(Dataset excerpt)
....

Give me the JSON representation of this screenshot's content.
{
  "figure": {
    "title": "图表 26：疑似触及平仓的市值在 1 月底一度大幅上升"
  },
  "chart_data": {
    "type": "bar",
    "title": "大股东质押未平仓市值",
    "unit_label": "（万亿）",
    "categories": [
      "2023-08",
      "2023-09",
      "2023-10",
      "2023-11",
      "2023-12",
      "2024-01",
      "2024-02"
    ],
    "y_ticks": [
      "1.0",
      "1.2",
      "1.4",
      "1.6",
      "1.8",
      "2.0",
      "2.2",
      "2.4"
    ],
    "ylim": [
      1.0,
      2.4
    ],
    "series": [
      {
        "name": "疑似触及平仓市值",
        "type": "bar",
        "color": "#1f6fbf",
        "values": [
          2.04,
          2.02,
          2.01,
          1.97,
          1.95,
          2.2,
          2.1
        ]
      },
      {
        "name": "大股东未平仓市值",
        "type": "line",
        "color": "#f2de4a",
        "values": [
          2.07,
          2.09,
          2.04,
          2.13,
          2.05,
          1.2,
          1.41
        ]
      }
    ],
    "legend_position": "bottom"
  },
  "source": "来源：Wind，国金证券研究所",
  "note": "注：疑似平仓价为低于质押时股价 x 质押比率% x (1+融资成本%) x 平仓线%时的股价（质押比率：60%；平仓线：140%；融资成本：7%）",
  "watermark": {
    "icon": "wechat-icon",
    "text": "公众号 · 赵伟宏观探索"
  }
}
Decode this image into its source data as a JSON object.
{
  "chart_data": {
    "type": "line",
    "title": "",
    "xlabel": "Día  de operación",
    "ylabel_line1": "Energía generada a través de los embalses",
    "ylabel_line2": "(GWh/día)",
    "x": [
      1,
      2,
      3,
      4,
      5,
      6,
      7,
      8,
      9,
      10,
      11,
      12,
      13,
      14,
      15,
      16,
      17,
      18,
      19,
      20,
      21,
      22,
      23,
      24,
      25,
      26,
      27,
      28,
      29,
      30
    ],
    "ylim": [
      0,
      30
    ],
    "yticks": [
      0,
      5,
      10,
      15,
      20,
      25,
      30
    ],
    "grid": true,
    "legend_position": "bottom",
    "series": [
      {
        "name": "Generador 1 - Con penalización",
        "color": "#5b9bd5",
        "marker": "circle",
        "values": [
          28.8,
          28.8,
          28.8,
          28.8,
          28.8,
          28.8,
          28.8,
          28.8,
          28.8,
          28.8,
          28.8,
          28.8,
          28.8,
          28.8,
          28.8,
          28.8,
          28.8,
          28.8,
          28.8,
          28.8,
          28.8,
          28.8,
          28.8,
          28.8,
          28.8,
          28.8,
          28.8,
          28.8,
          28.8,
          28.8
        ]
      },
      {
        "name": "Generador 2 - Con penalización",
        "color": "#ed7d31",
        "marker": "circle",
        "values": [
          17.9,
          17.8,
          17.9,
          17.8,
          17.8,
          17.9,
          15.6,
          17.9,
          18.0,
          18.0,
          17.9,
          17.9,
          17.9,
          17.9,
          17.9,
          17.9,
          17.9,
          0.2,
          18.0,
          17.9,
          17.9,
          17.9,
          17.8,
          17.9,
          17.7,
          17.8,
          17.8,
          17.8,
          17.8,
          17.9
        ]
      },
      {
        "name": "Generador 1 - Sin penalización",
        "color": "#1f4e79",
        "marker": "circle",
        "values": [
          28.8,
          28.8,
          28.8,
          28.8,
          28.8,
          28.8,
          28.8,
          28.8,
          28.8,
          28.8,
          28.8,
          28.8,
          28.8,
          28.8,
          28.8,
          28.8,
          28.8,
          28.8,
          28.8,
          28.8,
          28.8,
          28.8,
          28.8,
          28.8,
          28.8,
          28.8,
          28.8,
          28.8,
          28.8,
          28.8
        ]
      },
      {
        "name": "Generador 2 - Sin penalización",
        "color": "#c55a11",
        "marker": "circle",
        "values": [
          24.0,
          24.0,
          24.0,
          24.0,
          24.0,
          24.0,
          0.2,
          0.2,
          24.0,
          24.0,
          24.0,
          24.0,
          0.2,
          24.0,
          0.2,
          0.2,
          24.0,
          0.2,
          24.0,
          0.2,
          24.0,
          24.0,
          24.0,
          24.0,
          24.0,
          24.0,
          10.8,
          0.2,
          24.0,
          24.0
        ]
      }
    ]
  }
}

....

Aim of the task -> Pull out each line of the entries that contains "title".

The result ->
    "title": "图表 26：疑似触及平仓的市值在 1 月底一度大幅上升"
    "title": "大股东质押未平仓市值",
    "title": "",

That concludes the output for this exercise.